++++ EXCERPTED DATA

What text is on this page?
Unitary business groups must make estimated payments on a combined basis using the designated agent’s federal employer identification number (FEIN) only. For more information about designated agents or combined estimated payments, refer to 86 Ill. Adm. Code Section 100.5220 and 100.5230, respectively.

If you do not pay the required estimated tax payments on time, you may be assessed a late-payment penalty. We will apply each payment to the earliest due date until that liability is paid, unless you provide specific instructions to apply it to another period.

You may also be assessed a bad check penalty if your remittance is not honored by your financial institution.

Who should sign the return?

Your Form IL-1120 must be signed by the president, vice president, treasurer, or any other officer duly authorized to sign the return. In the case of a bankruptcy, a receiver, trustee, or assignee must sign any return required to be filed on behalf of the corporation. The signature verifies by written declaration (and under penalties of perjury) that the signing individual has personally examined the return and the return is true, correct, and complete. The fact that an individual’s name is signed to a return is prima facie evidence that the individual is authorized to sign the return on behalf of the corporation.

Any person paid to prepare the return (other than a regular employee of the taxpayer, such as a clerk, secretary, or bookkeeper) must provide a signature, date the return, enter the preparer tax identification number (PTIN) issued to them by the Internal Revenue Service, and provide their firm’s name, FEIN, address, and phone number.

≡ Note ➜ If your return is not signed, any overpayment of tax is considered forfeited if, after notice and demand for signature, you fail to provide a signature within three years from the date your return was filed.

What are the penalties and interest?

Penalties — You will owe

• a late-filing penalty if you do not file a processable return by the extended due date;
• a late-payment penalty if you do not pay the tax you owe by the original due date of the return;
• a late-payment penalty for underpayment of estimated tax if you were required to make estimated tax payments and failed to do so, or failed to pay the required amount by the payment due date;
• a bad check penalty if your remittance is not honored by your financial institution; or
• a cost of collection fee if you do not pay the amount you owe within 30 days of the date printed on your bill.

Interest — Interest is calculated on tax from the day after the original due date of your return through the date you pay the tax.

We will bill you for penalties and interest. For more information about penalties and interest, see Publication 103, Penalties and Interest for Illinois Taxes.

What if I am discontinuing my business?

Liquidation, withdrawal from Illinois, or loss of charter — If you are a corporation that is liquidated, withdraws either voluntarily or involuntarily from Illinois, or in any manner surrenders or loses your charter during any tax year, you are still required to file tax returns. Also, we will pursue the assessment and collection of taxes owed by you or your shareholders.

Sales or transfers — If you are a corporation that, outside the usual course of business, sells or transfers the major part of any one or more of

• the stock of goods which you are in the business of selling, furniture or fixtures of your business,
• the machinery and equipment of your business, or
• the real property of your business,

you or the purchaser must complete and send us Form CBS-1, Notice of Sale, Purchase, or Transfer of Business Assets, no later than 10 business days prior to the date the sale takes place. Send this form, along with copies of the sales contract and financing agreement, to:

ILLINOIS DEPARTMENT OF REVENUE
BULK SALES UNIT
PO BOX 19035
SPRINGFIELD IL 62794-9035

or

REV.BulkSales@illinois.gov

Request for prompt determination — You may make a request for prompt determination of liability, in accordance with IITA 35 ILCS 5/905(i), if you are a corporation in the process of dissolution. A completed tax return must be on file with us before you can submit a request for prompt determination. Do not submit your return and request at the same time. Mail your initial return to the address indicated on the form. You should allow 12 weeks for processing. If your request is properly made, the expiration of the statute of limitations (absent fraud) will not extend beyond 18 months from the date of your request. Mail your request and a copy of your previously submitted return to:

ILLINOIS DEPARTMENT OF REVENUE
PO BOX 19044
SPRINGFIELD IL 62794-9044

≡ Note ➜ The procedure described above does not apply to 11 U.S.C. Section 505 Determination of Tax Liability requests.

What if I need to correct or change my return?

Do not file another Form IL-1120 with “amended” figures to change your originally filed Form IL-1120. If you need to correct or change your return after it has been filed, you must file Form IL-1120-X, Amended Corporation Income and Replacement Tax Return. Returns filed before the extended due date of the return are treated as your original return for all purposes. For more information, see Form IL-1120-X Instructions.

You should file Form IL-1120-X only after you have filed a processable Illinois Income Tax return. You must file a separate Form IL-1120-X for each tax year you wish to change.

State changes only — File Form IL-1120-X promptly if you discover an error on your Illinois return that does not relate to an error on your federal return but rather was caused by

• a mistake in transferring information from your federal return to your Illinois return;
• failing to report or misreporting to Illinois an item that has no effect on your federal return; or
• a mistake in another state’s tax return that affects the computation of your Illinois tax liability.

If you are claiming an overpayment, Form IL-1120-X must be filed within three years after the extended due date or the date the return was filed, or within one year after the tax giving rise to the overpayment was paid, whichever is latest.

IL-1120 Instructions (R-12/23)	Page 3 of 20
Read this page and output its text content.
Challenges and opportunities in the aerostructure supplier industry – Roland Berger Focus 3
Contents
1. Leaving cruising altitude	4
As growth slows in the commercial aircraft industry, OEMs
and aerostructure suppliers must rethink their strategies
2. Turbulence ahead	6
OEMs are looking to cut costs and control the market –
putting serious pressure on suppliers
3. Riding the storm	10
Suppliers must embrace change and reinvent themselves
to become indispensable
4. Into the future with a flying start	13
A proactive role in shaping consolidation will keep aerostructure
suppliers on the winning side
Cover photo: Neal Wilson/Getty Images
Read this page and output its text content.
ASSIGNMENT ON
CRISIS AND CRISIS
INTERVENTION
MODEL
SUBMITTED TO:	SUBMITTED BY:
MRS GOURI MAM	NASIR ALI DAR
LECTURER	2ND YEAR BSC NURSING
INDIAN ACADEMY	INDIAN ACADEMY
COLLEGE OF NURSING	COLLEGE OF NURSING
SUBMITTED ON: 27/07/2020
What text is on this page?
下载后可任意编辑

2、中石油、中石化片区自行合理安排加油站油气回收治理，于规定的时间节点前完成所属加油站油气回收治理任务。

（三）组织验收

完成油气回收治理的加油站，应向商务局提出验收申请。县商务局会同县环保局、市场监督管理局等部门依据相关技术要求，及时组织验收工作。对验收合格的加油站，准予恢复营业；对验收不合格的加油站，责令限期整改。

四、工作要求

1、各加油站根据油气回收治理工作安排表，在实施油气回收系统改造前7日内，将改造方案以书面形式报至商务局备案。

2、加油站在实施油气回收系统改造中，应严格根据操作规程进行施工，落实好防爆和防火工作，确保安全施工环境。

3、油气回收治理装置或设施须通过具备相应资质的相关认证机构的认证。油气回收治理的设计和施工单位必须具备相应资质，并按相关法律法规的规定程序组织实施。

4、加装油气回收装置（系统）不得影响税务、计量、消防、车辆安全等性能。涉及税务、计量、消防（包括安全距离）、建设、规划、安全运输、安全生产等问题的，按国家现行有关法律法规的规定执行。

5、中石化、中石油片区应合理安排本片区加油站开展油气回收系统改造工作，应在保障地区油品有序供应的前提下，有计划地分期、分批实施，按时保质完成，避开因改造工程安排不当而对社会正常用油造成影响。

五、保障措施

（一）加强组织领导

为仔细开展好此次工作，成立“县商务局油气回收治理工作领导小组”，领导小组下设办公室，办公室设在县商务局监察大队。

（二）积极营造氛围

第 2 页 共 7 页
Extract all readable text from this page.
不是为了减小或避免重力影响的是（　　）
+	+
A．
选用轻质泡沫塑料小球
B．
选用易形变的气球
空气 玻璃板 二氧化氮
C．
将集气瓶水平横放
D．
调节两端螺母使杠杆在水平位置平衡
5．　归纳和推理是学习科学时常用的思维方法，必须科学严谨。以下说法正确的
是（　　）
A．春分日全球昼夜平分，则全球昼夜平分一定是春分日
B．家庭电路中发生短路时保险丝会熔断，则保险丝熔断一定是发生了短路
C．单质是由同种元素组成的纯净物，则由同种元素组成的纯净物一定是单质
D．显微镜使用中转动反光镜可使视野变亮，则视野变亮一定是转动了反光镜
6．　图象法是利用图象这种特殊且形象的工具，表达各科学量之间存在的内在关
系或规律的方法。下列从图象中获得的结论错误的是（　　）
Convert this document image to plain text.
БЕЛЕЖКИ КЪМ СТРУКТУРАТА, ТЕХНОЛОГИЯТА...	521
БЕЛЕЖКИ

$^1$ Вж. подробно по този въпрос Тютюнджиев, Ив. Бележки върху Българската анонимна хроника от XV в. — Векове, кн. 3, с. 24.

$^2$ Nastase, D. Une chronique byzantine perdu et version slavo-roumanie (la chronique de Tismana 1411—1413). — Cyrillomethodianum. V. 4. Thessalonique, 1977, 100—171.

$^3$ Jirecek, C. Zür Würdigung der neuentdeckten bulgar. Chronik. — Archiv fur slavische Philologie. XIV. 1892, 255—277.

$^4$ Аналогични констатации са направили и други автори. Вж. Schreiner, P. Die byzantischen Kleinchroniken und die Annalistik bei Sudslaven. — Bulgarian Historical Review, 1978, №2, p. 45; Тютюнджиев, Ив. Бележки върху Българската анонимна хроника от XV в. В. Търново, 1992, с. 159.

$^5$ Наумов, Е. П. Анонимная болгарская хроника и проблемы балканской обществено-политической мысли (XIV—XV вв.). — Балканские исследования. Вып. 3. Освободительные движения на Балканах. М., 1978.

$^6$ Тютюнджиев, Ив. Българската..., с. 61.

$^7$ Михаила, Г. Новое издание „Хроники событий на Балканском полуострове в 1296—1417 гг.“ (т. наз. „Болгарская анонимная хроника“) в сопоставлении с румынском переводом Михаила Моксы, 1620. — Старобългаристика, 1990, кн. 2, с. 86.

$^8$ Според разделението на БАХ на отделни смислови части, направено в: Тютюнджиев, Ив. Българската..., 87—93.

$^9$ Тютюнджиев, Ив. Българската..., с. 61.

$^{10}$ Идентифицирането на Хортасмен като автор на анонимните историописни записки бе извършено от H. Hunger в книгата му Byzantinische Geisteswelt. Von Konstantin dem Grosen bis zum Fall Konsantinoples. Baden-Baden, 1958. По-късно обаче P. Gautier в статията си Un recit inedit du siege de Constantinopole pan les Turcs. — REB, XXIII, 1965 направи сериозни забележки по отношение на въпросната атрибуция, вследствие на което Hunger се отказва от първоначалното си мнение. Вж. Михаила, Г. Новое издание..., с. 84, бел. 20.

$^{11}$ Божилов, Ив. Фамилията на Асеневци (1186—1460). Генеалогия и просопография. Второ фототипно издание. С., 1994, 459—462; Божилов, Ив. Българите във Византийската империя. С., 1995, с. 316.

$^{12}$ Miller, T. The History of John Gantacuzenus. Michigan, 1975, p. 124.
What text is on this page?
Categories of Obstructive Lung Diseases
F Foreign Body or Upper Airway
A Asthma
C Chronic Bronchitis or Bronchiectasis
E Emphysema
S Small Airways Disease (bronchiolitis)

++++++++

### SHORT TASK
Look for "remittance" and pull out every line that has it.

### COMPLETE RESPONSE
You may also be assessed a bad check penalty if your remittance is not honored by your financial institution.
• a bad check penalty if your remittance is not honored by your financial institution; or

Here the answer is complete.